(Figure content listings)
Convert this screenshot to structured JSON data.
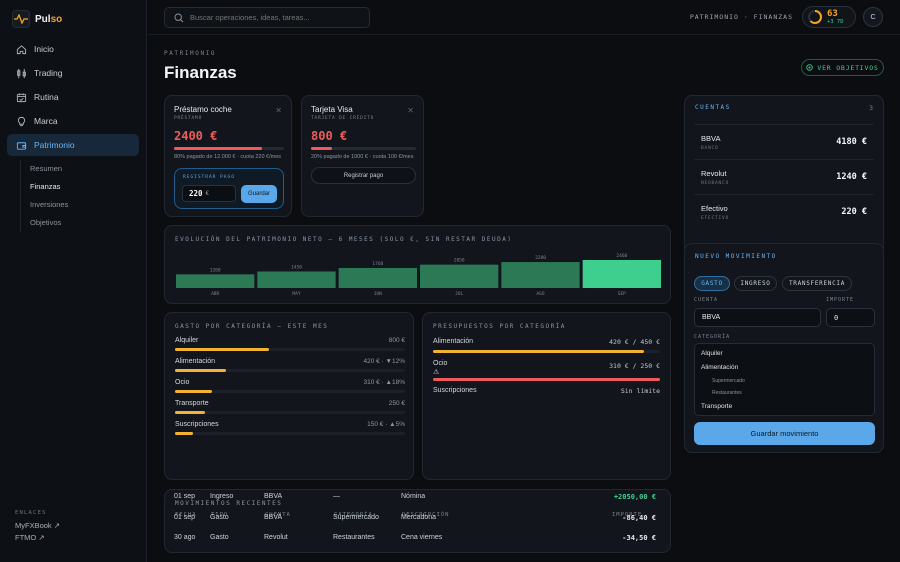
{
  "brand": {
    "name_prefix": "Pul",
    "name_suffix": "so"
  },
  "sidebar": {
    "nav": [
      {
        "label": "Inicio",
        "icon": "home-icon"
      },
      {
        "label": "Trading",
        "icon": "candlestick-icon"
      },
      {
        "label": "Rutina",
        "icon": "calendar-icon"
      },
      {
        "label": "Marca",
        "icon": "lightbulb-icon"
      },
      {
        "label": "Patrimonio",
        "icon": "wallet-icon",
        "active": true
      }
    ],
    "subnav": [
      {
        "label": "Resumen"
      },
      {
        "label": "Finanzas",
        "active": true
      },
      {
        "label": "Inversiones"
      },
      {
        "label": "Objetivos"
      }
    ],
    "links_title": "ENLACES",
    "links": [
      "MyFXBook ↗",
      "FTMO ↗"
    ]
  },
  "topbar": {
    "search_placeholder": "Buscar operaciones, ideas, tareas...",
    "breadcrumb": "PATRIMONIO · FINANZAS",
    "streak_value": "63",
    "streak_delta": "+3 7D",
    "streak_progress": 0.63,
    "avatar_initial": "C"
  },
  "header": {
    "eyebrow": "PATRIMONIO",
    "title": "Finanzas",
    "goals_button": "VER OBJETIVOS"
  },
  "debts": [
    {
      "name": "Préstamo coche",
      "kind": "PRÉSTAMO",
      "amount": "2400 €",
      "paid_fraction": 0.8,
      "detail": "80% pagado de 12.000 € · cuota 220 €/mes",
      "register_label": "REGISTRAR PAGO",
      "input_value": "220",
      "currency": "€",
      "save_label": "Guardar"
    },
    {
      "name": "Tarjeta Visa",
      "kind": "TARJETA DE CRÉDITO",
      "amount": "800 €",
      "paid_fraction": 0.2,
      "detail": "20% pagado de 1000 € · cuota 100 €/mes",
      "button_label": "Registrar pago"
    }
  ],
  "net_worth": {
    "title": "EVOLUCIÓN DEL PATRIMONIO NETO — 6 MESES (SOLO €, SIN RESTAR DEUDA)"
  },
  "chart_data": {
    "type": "bar",
    "title": "EVOLUCIÓN DEL PATRIMONIO NETO — 6 MESES (SOLO €, SIN RESTAR DEUDA)",
    "categories": [
      "ABR",
      "MAY",
      "JUN",
      "JUL",
      "AGO",
      "SEP"
    ],
    "values": [
      1200,
      1450,
      1760,
      2050,
      2280,
      2460
    ],
    "value_labels": [
      "1200",
      "1450",
      "1760",
      "2050",
      "2280",
      "2460"
    ],
    "colors": [
      "#2b7a55",
      "#2b7a55",
      "#2b7a55",
      "#2b7a55",
      "#2b7a55",
      "#3ecf8e"
    ],
    "xlabel": "",
    "ylabel": ""
  },
  "spending": {
    "title": "GASTO POR CATEGORÍA — ESTE MES",
    "rows": [
      {
        "name": "Alimentación",
        "value": "420 € · ▼12%",
        "fraction": 0.22
      },
      {
        "name": "Ocio",
        "value": "310 € · ▲18%",
        "fraction": 0.16
      },
      {
        "name": "Transporte",
        "value": "250 €",
        "fraction": 0.13
      },
      {
        "name": "Suscripciones",
        "value": "150 € · ▲5%",
        "fraction": 0.08
      }
    ],
    "first": {
      "name": "Alquiler",
      "value": "800 €",
      "fraction": 0.41
    }
  },
  "budgets": {
    "title": "PRESUPUESTOS POR CATEGORÍA",
    "rows": [
      {
        "name": "Alimentación",
        "value": "420 € / 450 €",
        "fraction": 0.93,
        "color": "#f2b430"
      },
      {
        "name": "Ocio",
        "value": "310 € / 250 €",
        "fraction": 1.0,
        "color": "#ef5b5b",
        "warning": "⚠"
      },
      {
        "name": "Suscripciones",
        "value": "Sin límite"
      }
    ]
  },
  "movements": {
    "title": "MOVIMIENTOS RECIENTES",
    "headers": [
      "FECHA",
      "TIPO",
      "CUENTA",
      "CATEGORÍA",
      "DESCRIPCIÓN",
      "IMPORTE"
    ],
    "rows": [
      {
        "date": "01 sep",
        "type": "Ingreso",
        "account": "BBVA",
        "category": "—",
        "description": "Nómina",
        "amount": "+2050,00 €",
        "color": "#3fcf8e"
      },
      {
        "date": "01 sep",
        "type": "Gasto",
        "account": "BBVA",
        "category": "Supermercado",
        "description": "Mercadona",
        "amount": "-86,40 €",
        "color": "#e6e9ee"
      },
      {
        "date": "30 ago",
        "type": "Gasto",
        "account": "Revolut",
        "category": "Restaurantes",
        "description": "Cena viernes",
        "amount": "-34,50 €",
        "color": "#e6e9ee"
      }
    ]
  },
  "accounts": {
    "title": "CUENTAS",
    "count": "3",
    "rows": [
      {
        "name": "BBVA",
        "kind": "BANCO",
        "balance": "4180 €"
      },
      {
        "name": "Revolut",
        "kind": "NEOBANCO",
        "balance": "1240 €"
      },
      {
        "name": "Efectivo",
        "kind": "EFECTIVO",
        "balance": "220 €"
      }
    ]
  },
  "new_movement": {
    "title": "NUEVO MOVIMIENTO",
    "tabs": [
      "GASTO",
      "INGRESO",
      "TRANSFERENCIA"
    ],
    "account_label": "CUENTA",
    "account_value": "BBVA",
    "amount_label": "IMPORTE",
    "amount_value": "0",
    "category_label": "CATEGORÍA",
    "categories": [
      "Alquiler",
      "Alimentación",
      "Supermercado",
      "Restaurantes",
      "Transporte"
    ],
    "save_label": "Guardar movimiento"
  },
  "colors": {
    "accent": "#5aa7ea",
    "positive": "#3fcf8e",
    "negative": "#ef5b5b",
    "warning": "#f2b430",
    "brand": "#f5a524"
  }
}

* REQUIRED TASK
Print the complete listing exactly, apart from any pictures.

* THE REPLY
Convert this screenshot to structured JSON data.
{
  "brand": {
    "name_prefix": "Pul",
    "name_suffix": "so"
  },
  "sidebar": {
    "nav": [
      {
        "label": "Inicio",
        "icon": "home-icon"
      },
      {
        "label": "Trading",
        "icon": "candlestick-icon"
      },
      {
        "label": "Rutina",
        "icon": "calendar-icon"
      },
      {
        "label": "Marca",
        "icon": "lightbulb-icon"
      },
      {
        "label": "Patrimonio",
        "icon": "wallet-icon",
        "active": true
      }
    ],
    "subnav": [
      {
        "label": "Resumen"
      },
      {
        "label": "Finanzas",
        "active": true
      },
      {
        "label": "Inversiones"
      },
      {
        "label": "Objetivos"
      }
    ],
    "links_title": "ENLACES",
    "links": [
      "MyFXBook ↗",
      "FTMO ↗"
    ]
  },
  "topbar": {
    "search_placeholder": "Buscar operaciones, ideas, tareas...",
    "breadcrumb": "PATRIMONIO · FINANZAS",
    "streak_value": "63",
    "streak_delta": "+3 7D",
    "streak_progress": 0.63,
    "avatar_initial": "C"
  },
  "header": {
    "eyebrow": "PATRIMONIO",
    "title": "Finanzas",
    "goals_button": "VER OBJETIVOS"
  },
  "debts": [
    {
      "name": "Préstamo coche",
      "kind": "PRÉSTAMO",
      "amount": "2400 €",
      "paid_fraction": 0.8,
      "detail": "80% pagado de 12.000 € · cuota 220 €/mes",
      "register_label": "REGISTRAR PAGO",
      "input_value": "220",
      "currency": "€",
      "save_label": "Guardar"
    },
    {
      "name": "Tarjeta Visa",
      "kind": "TARJETA DE CRÉDITO",
      "amount": "800 €",
      "paid_fraction": 0.2,
      "detail": "20% pagado de 1000 € · cuota 100 €/mes",
      "button_label": "Registrar pago"
    }
  ],
  "net_worth": {
    "title": "EVOLUCIÓN DEL PATRIMONIO NETO — 6 MESES (SOLO €, SIN RESTAR DEUDA)"
  },
  "chart_data": {
    "type": "bar",
    "title": "EVOLUCIÓN DEL PATRIMONIO NETO — 6 MESES (SOLO €, SIN RESTAR DEUDA)",
    "categories": [
      "ABR",
      "MAY",
      "JUN",
      "JUL",
      "AGO",
      "SEP"
    ],
    "values": [
      1200,
      1450,
      1760,
      2050,
      2280,
      2460
    ],
    "value_labels": [
      "1200",
      "1450",
      "1760",
      "2050",
      "2280",
      "2460"
    ],
    "colors": [
      "#2b7a55",
      "#2b7a55",
      "#2b7a55",
      "#2b7a55",
      "#2b7a55",
      "#3ecf8e"
    ],
    "xlabel": "",
    "ylabel": ""
  },
  "spending": {
    "title": "GASTO POR CATEGORÍA — ESTE MES",
    "rows": [
      {
        "name": "Alimentación",
        "value": "420 € · ▼12%",
        "fraction": 0.22
      },
      {
        "name": "Ocio",
        "value": "310 € · ▲18%",
        "fraction": 0.16
      },
      {
        "name": "Transporte",
        "value": "250 €",
        "fraction": 0.13
      },
      {
        "name": "Suscripciones",
        "value": "150 € · ▲5%",
        "fraction": 0.08
      }
    ],
    "first": {
      "name": "Alquiler",
      "value": "800 €",
      "fraction": 0.41
    }
  },
  "budgets": {
    "title": "PRESUPUESTOS POR CATEGORÍA",
    "rows": [
      {
        "name": "Alimentación",
        "value": "420 € / 450 €",
        "fraction": 0.93,
        "color": "#f2b430"
      },
      {
        "name": "Ocio",
        "value": "310 € / 250 €",
        "fraction": 1.0,
        "color": "#ef5b5b",
        "warning": "⚠"
      },
      {
        "name": "Suscripciones",
        "value": "Sin límite"
      }
    ]
  },
  "movements": {
    "title": "MOVIMIENTOS RECIENTES",
    "headers": [
      "FECHA",
      "TIPO",
      "CUENTA",
      "CATEGORÍA",
      "DESCRIPCIÓN",
      "IMPORTE"
    ],
    "rows": [
      {
        "date": "01 sep",
        "type": "Ingreso",
        "account": "BBVA",
        "category": "—",
        "description": "Nómina",
        "amount": "+2050,00 €",
        "color": "#3fcf8e"
      },
      {
        "date": "01 sep",
        "type": "Gasto",
        "account": "BBVA",
        "category": "Supermercado",
        "description": "Mercadona",
        "amount": "-86,40 €",
        "color": "#e6e9ee"
      },
      {
        "date": "30 ago",
        "type": "Gasto",
        "account": "Revolut",
        "category": "Restaurantes",
        "description": "Cena viernes",
        "amount": "-34,50 €",
        "color": "#e6e9ee"
      }
    ]
  },
  "accounts": {
    "title": "CUENTAS",
    "count": "3",
    "rows": [
      {
        "name": "BBVA",
        "kind": "BANCO",
        "balance": "4180 €"
      },
      {
        "name": "Revolut",
        "kind": "NEOBANCO",
        "balance": "1240 €"
      },
      {
        "name": "Efectivo",
        "kind": "EFECTIVO",
        "balance": "220 €"
      }
    ]
  },
  "new_movement": {
    "title": "NUEVO MOVIMIENTO",
    "tabs": [
      "GASTO",
      "INGRESO",
      "TRANSFERENCIA"
    ],
    "account_label": "CUENTA",
    "account_value": "BBVA",
    "amount_label": "IMPORTE",
    "amount_value": "0",
    "category_label": "CATEGORÍA",
    "categories": [
      "Alquiler",
      "Alimentación",
      "Supermercado",
      "Restaurantes",
      "Transporte"
    ],
    "save_label": "Guardar movimiento"
  },
  "colors": {
    "accent": "#5aa7ea",
    "positive": "#3fcf8e",
    "negative": "#ef5b5b",
    "warning": "#f2b430",
    "brand": "#f5a524"
  }
}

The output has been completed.